Where the word "Annual" occurs in a line, return that line.

--- Begin EXTRACTED DATA ---

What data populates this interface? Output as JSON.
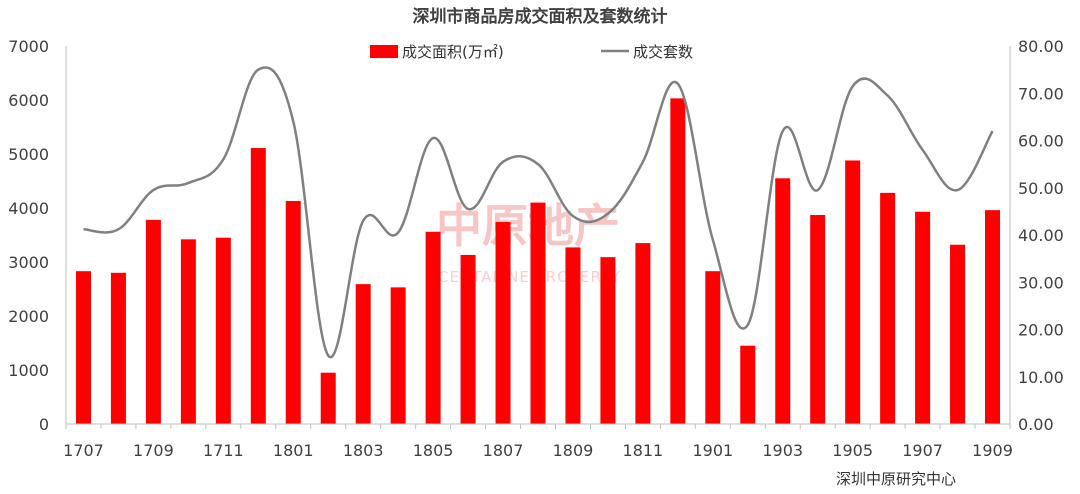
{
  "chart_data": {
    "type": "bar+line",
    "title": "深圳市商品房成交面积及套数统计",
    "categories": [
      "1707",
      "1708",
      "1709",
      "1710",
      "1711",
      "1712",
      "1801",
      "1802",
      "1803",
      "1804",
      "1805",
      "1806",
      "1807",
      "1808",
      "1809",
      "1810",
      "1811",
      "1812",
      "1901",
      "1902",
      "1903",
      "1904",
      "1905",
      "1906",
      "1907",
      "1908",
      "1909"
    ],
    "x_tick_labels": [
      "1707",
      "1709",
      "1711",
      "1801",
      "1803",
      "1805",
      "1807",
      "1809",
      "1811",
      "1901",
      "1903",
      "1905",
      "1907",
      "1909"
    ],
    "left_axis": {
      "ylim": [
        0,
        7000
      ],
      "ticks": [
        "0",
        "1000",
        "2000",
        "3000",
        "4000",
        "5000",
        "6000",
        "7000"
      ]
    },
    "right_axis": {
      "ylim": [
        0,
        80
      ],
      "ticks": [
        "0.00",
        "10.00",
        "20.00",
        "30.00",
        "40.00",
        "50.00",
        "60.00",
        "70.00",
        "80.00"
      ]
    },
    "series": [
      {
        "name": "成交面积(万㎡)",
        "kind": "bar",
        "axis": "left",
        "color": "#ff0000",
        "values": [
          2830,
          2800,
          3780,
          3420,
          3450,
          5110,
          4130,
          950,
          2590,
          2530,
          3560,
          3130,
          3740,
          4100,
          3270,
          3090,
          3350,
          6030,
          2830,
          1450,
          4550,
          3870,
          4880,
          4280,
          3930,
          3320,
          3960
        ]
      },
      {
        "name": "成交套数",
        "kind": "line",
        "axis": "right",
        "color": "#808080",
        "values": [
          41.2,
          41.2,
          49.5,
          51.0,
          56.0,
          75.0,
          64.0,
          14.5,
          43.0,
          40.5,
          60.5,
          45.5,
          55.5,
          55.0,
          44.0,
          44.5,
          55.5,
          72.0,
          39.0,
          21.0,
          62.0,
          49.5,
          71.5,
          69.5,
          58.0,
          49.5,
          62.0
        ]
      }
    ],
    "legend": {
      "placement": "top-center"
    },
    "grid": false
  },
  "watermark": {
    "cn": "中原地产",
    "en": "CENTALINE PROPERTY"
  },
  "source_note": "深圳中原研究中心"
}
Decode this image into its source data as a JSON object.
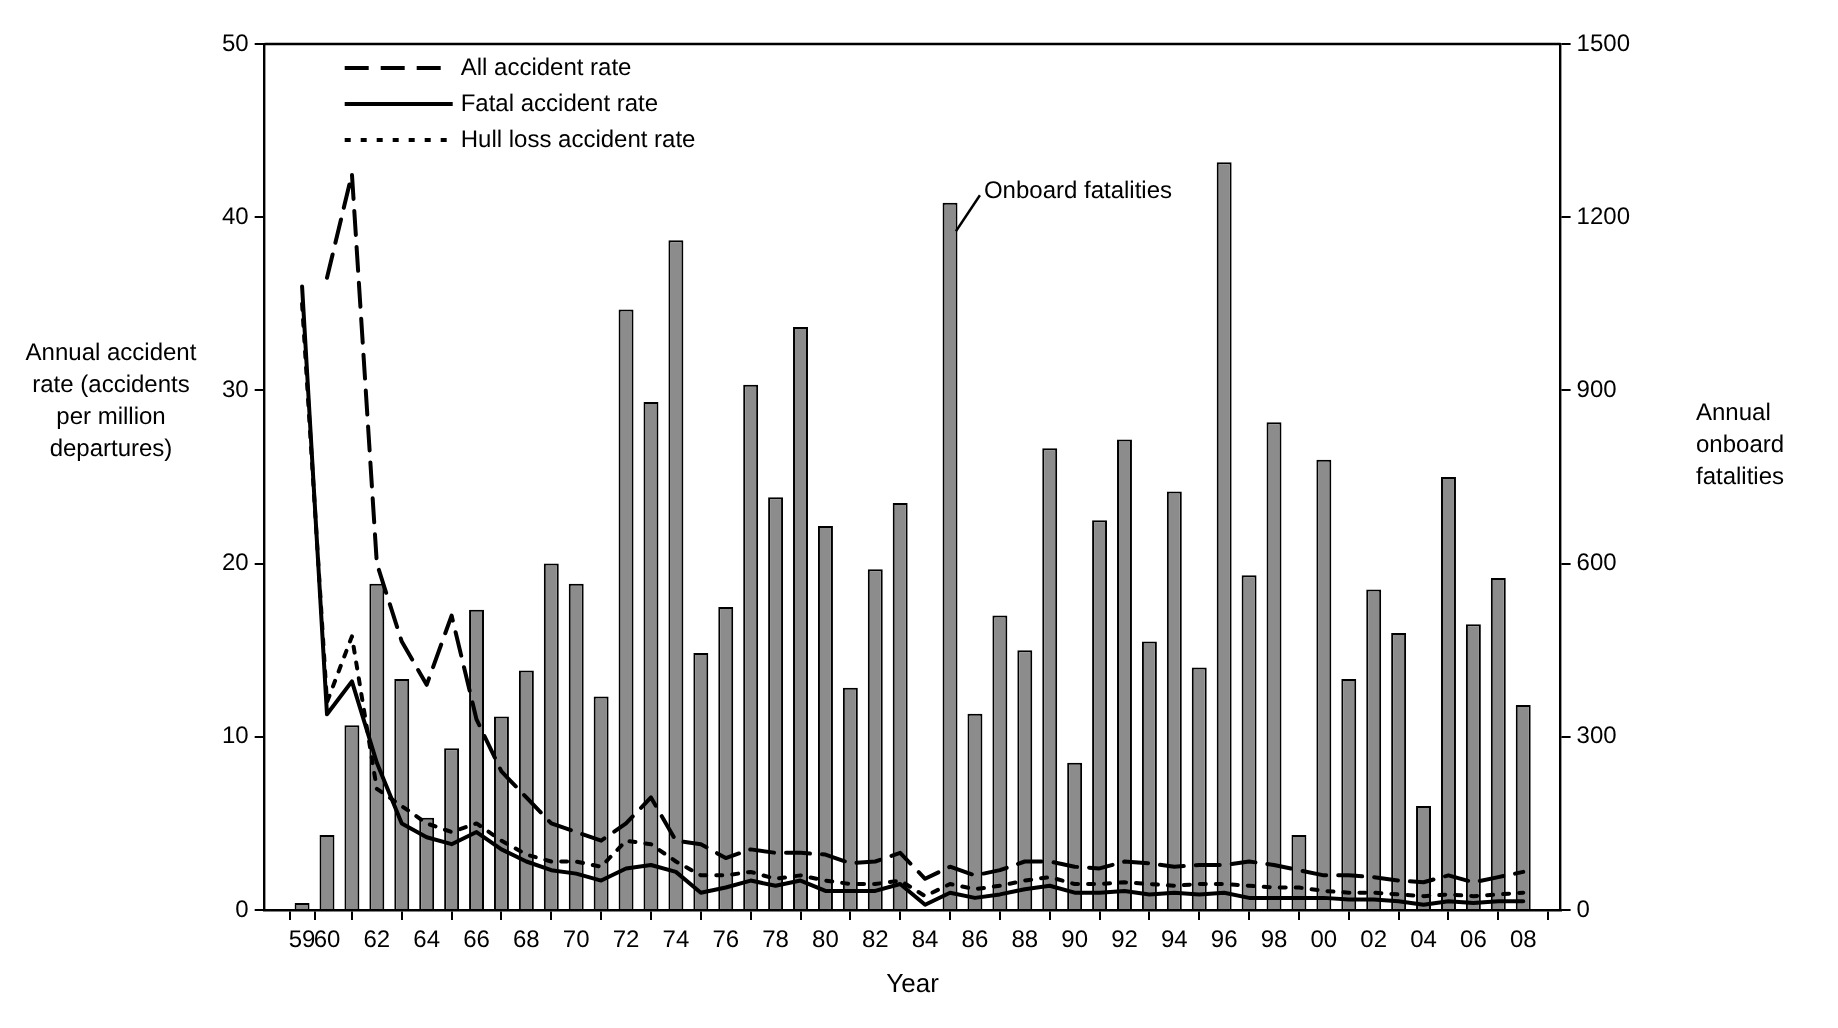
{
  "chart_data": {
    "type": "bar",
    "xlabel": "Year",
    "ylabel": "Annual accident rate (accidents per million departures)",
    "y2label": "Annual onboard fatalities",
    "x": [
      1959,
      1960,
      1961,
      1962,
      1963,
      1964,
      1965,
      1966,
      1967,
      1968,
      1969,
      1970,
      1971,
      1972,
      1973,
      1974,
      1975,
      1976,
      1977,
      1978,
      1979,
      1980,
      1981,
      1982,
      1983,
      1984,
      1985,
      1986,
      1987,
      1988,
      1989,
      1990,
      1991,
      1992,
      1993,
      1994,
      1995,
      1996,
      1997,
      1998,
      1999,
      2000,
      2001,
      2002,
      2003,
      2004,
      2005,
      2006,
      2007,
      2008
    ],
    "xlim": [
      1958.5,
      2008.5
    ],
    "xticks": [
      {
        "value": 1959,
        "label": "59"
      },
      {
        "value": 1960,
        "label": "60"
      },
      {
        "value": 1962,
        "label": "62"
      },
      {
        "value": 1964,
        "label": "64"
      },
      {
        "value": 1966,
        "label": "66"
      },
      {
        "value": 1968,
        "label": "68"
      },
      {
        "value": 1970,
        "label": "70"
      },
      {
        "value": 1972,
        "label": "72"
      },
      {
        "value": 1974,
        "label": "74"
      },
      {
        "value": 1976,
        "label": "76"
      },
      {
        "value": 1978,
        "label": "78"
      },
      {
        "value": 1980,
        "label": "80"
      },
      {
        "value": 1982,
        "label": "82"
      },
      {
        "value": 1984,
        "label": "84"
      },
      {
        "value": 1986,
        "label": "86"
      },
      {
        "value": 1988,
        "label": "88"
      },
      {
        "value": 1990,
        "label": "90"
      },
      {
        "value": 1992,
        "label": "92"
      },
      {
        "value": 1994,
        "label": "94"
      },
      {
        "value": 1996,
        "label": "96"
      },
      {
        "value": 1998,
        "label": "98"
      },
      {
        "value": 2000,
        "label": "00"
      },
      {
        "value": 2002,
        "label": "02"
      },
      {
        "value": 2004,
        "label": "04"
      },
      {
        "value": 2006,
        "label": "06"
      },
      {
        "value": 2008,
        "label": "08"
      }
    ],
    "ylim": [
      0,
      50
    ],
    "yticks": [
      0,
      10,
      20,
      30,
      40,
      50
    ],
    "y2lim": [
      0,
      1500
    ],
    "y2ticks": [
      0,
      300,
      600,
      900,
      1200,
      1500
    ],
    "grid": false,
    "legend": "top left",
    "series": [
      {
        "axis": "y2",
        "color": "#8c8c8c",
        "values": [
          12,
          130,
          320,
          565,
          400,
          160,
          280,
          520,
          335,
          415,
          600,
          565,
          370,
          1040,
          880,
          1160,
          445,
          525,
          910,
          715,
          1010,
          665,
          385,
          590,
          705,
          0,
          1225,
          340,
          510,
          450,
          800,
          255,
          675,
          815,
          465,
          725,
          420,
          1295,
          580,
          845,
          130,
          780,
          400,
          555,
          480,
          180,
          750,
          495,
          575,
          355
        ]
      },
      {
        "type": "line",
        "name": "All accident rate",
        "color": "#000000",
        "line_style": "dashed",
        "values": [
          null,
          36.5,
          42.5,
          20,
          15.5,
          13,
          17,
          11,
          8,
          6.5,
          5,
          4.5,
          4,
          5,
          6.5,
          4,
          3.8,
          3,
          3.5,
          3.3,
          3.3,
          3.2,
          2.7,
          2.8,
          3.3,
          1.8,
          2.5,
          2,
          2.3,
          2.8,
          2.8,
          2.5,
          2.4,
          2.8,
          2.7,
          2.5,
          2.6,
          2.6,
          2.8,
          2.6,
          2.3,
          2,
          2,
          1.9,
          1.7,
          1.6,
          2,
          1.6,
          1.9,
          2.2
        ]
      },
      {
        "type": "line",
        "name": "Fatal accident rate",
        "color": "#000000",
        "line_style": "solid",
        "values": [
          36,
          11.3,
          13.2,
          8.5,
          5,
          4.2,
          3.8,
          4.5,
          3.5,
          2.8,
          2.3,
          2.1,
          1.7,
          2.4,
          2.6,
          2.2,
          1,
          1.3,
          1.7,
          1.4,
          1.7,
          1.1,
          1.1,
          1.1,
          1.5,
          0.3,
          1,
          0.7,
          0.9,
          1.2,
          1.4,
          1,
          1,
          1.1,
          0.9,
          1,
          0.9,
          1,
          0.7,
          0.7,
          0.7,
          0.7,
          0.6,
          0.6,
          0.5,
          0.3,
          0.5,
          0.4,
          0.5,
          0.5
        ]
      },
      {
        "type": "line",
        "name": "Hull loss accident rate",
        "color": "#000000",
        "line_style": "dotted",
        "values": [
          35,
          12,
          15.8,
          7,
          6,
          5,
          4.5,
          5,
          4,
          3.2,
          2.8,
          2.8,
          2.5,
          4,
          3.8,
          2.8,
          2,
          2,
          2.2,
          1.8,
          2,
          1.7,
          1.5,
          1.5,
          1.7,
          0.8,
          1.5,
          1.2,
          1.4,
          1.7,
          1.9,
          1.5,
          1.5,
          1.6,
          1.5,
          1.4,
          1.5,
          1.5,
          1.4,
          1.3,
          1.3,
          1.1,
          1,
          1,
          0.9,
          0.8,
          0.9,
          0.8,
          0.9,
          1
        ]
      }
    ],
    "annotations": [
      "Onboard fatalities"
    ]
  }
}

--- End EXTRACTED DATA ---
--- Begin EXTRACTED DATA ---

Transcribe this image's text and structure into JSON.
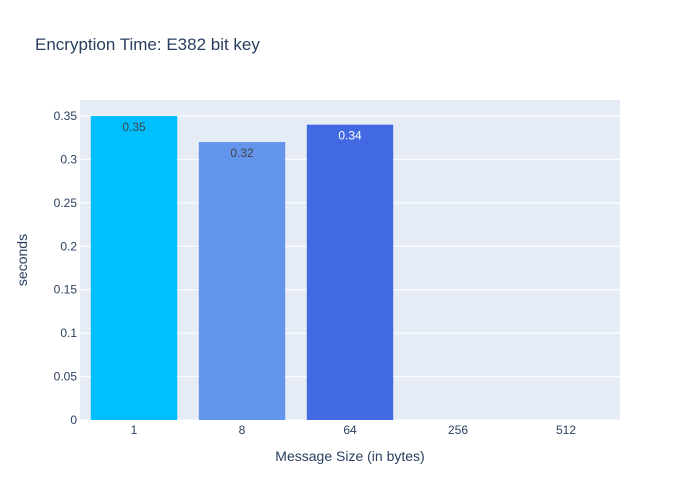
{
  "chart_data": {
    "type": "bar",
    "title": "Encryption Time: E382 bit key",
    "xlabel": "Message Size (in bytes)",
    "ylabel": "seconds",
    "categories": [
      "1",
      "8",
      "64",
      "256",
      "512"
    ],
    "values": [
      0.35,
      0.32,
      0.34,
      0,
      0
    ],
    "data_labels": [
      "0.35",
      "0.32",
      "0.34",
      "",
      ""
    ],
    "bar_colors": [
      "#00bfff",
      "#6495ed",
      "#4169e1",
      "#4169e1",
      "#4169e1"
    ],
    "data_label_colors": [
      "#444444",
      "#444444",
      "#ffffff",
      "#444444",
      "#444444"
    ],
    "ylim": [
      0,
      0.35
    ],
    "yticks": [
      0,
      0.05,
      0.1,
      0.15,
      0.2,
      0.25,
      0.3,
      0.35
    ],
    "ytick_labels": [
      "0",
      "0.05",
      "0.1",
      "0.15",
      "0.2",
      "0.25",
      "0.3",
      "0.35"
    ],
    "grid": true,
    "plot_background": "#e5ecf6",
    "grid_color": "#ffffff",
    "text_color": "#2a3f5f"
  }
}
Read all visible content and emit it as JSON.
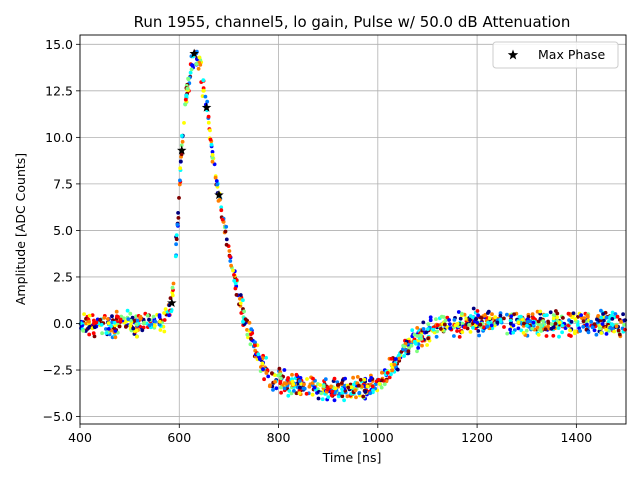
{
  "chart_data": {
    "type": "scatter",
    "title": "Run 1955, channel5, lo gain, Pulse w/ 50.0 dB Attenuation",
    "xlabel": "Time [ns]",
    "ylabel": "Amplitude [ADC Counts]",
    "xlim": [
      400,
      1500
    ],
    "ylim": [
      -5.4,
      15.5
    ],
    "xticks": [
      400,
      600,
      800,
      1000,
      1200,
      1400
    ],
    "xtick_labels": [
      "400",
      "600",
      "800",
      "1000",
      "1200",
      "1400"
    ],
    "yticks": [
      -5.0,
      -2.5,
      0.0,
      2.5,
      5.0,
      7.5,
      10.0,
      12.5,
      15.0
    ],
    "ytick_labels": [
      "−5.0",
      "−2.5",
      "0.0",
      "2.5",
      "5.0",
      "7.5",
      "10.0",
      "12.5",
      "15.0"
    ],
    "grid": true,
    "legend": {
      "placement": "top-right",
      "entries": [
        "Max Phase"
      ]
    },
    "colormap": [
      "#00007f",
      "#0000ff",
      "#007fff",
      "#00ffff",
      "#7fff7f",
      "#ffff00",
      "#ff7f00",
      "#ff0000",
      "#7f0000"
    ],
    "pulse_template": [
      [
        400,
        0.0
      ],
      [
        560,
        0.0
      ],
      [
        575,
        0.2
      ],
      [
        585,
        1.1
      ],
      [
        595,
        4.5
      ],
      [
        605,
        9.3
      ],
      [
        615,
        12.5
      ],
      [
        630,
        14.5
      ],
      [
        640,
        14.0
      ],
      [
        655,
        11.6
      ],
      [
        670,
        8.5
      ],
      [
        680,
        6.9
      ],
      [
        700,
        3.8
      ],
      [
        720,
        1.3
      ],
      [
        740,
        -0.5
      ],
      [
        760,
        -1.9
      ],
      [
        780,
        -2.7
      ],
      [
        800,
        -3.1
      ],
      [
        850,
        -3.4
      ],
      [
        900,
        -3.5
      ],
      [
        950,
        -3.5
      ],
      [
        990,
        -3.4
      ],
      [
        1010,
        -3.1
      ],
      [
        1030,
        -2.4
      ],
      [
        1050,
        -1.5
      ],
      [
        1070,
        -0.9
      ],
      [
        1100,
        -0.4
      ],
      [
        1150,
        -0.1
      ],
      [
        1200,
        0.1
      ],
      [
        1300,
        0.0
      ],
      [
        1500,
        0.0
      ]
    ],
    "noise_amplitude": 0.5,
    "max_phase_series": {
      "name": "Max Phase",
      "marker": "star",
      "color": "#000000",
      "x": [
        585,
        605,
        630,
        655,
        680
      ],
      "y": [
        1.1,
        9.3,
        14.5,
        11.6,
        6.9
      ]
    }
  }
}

--- End EXTRACTED DATA ---

__TASK OUTPUT__:
    "ylabel": "Annual accident rate (accidents per million departures)",
    "y2label": "Annual onboard fatalities",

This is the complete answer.